_TEXT TO READ_.

########

It's just gonna miss me. Again, these weather things are unpredictable, so reassure your worrywart family member that you just so happen to live in one of those little pockets that's going to be spared. Sure that map of the storm's path looks like it basically is going to unload right on top of your house, but no, actually, if you look there's a little blank spot right there, see right where it says Monday AM? That's basically where you are, so you should be fine. You might get a little wind, sure, but this thing is gonna sail right past you, piece of cake. You're saying this, of course, while realizing that your house basically has a big target painted on the roof and you'll probably soon be taking a trip to Oz or at least the end of Take Shelter, but they don't need to know that.

Tell them you're safe as someone else's houses. Oh no, you're not going to be anywhere near the Danger Zone or anything like that. You've got a friend who lives in a big fortified house on a big tall hill somewhere and you're bringing flashlights and emergency rations and all of that. Nothing's gonna get you up there. You're absolutely not going to make a quick run to the liquor store and then go right back to your own apartment, which is basically a glorified lean-to, to watch the mayhem from the best, and most precarious, seat in the house. Nope, you've responsibly planned to get out of the way of this potentially catastrophic event. You're going to be at your friend's place, you know, your friend George. George Glass. Wait, no, not glass, uh, George Unbreakableplasticcomposite. Yeah, that's where you'll be.

########

_INSTRUCTION 1_. In the saved entries, copy the lines from the one holding "echo-cell (301, 378, 305, 383)" through the one holding "echo-cell (163, 300, 167, 303)", inclusive, with no changes.

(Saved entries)
########

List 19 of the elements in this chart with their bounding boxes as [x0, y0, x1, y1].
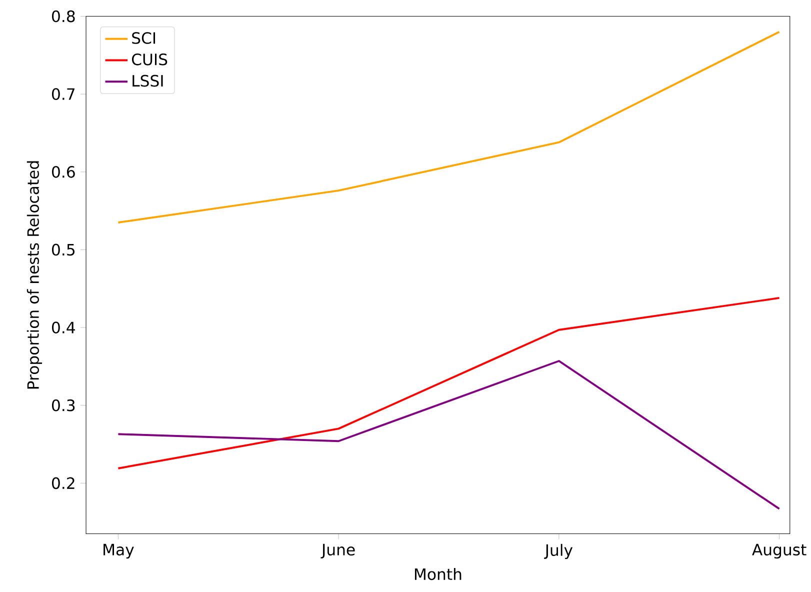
x-tick-label: August — [752, 544, 806, 558]
line-series — [117, 30, 780, 224]
x-tick-label: June — [320, 544, 355, 558]
x-tick-label: July — [544, 544, 573, 559]
y-tick-label: 0.6 — [52, 166, 75, 178]
line-series — [117, 296, 780, 470]
legend-label: SCI — [132, 32, 156, 44]
legend-label: LSSI — [132, 74, 163, 87]
line-series — [117, 360, 780, 510]
legend-label: CUIS — [132, 53, 168, 66]
y-axis-title: Proportion of nests Relocated — [26, 161, 42, 388]
y-tick-label: 0.3 — [52, 399, 75, 412]
x-axis-title: Month — [414, 568, 462, 580]
x-tick-label: May — [104, 544, 134, 558]
y-tick-label: 0.4 — [52, 321, 75, 334]
y-tick-label: 0.2 — [52, 477, 74, 489]
y-tick-label: 0.7 — [52, 88, 75, 100]
y-tick-label: 0.5 — [52, 244, 74, 256]
y-tick-label: 0.8 — [52, 10, 75, 22]
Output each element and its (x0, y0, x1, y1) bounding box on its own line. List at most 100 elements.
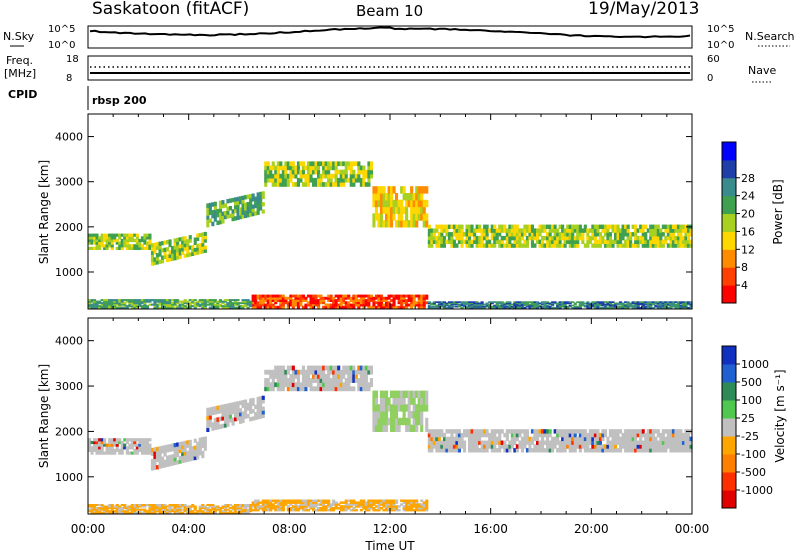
echo-cell (301, 378, 305, 383)
echo-cell (110, 504, 114, 507)
echo-cell (465, 302, 469, 305)
echo-cell (291, 294, 295, 298)
echo-cell (228, 206, 232, 211)
echo-cell (118, 511, 122, 514)
echo-cell (322, 301, 326, 305)
echo-cell (125, 505, 129, 508)
echo-cell (193, 511, 197, 514)
echo-cell (143, 238, 147, 243)
echo-cell (412, 390, 416, 398)
echo-cell (566, 235, 570, 241)
echo-cell (377, 301, 381, 305)
echo-cell (681, 444, 685, 449)
echo-cell (163, 300, 167, 303)
echo-cell (103, 238, 107, 243)
echo-cell (145, 244, 149, 248)
echo-cell (161, 300, 165, 303)
echo-cell (317, 173, 321, 179)
echo-cell (281, 173, 285, 179)
echo-cell (382, 417, 386, 426)
echo-cell (286, 296, 290, 300)
echo-cell (538, 429, 542, 434)
echo-cell (150, 507, 154, 510)
echo-cell (420, 417, 424, 426)
echo-cell (140, 302, 144, 305)
echo-cell (644, 303, 648, 306)
echo-cell (359, 182, 363, 187)
echo-cell (181, 305, 185, 308)
echo-cell (301, 369, 305, 375)
echo-cell (460, 235, 464, 241)
echo-cell (334, 365, 338, 371)
echo-cell (684, 303, 688, 306)
echo-cell (626, 307, 630, 309)
echo-cell (342, 305, 346, 309)
echo-cell (284, 378, 288, 383)
echo-cell (432, 432, 436, 438)
echo-cell (95, 236, 99, 240)
echo-cell (176, 511, 180, 514)
echo-cell (490, 228, 494, 233)
echo-cell (493, 305, 497, 308)
echo-cell (264, 299, 268, 302)
echo-cell (463, 304, 467, 307)
echo-cell (88, 238, 92, 243)
echo-cell (178, 510, 182, 513)
echo-cell (88, 508, 92, 511)
echo-cell (515, 444, 519, 449)
echo-cell (445, 303, 449, 306)
echo-cell (518, 235, 522, 241)
echo-cell (586, 444, 590, 449)
echo-cell (571, 235, 575, 241)
echo-cell (463, 448, 467, 453)
echo-cell (281, 301, 285, 305)
echo-cell (382, 299, 386, 302)
echo-cell (231, 421, 235, 426)
echo-cell (591, 228, 595, 233)
echo-cell (143, 305, 147, 308)
echo-cell (108, 236, 112, 240)
echo-cell (468, 301, 472, 303)
echo-cell (422, 213, 426, 221)
echo-cell (291, 378, 295, 383)
echo-cell (226, 214, 230, 219)
echo-cell (390, 186, 394, 194)
echo-cell (629, 302, 633, 305)
echo-cell (450, 303, 454, 306)
echo-cell (108, 446, 112, 450)
echo-cell (221, 300, 225, 303)
echo-cell (183, 447, 187, 452)
nsky-tick-top: 10^5 (48, 24, 75, 35)
colorbar-tick-label: 1000 (741, 358, 769, 371)
echo-cell (641, 301, 645, 303)
echo-cell (181, 459, 185, 464)
echo-cell (556, 304, 560, 307)
echo-cell (601, 432, 605, 438)
echo-cell (279, 374, 283, 379)
echo-cell (130, 236, 134, 240)
echo-cell (475, 301, 479, 303)
echo-cell (392, 499, 396, 502)
echo-cell (518, 301, 522, 303)
echo-cell (669, 303, 673, 306)
echo-cell (334, 378, 338, 383)
echo-cell (651, 302, 655, 305)
echo-cell (171, 302, 175, 305)
echo-cell (631, 440, 635, 445)
echo-cell (671, 432, 675, 438)
echo-cell (123, 299, 127, 302)
echo-cell (324, 303, 328, 307)
echo-cell (488, 440, 492, 445)
echo-cell (183, 306, 187, 309)
echo-cell (337, 294, 341, 298)
echo-cell (314, 369, 318, 375)
echo-cell (279, 365, 283, 371)
echo-cell (148, 244, 152, 248)
echo-cell (515, 303, 519, 306)
echo-cell (148, 300, 152, 303)
echo-cell (420, 505, 424, 508)
echo-cell (322, 374, 326, 379)
echo-cell (309, 299, 313, 302)
echo-cell (553, 224, 557, 229)
echo-cell (402, 404, 406, 412)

########

_INSTRUCTION 2_.
Answer these questions about the storm advice text:
(a) On the map of the storm's path, what words are printed right by the little blank spot?
(b) What full name is first given for the friend before it is corrected?
(c) Where does the friend's big fortified house stand?

_EXERCISE SOLUTION 1_.
echo-cell (301, 378, 305, 383)
echo-cell (110, 504, 114, 507)
echo-cell (465, 302, 469, 305)
echo-cell (291, 294, 295, 298)
echo-cell (228, 206, 232, 211)
echo-cell (118, 511, 122, 514)
echo-cell (322, 301, 326, 305)
echo-cell (125, 505, 129, 508)
echo-cell (193, 511, 197, 514)
echo-cell (143, 238, 147, 243)
echo-cell (412, 390, 416, 398)
echo-cell (566, 235, 570, 241)
echo-cell (377, 301, 381, 305)
echo-cell (681, 444, 685, 449)
echo-cell (163, 300, 167, 303)

_EXERCISE SOLUTION 2_.
(a) Monday AM
(b) George Glass
(c) On a big tall hill somewhere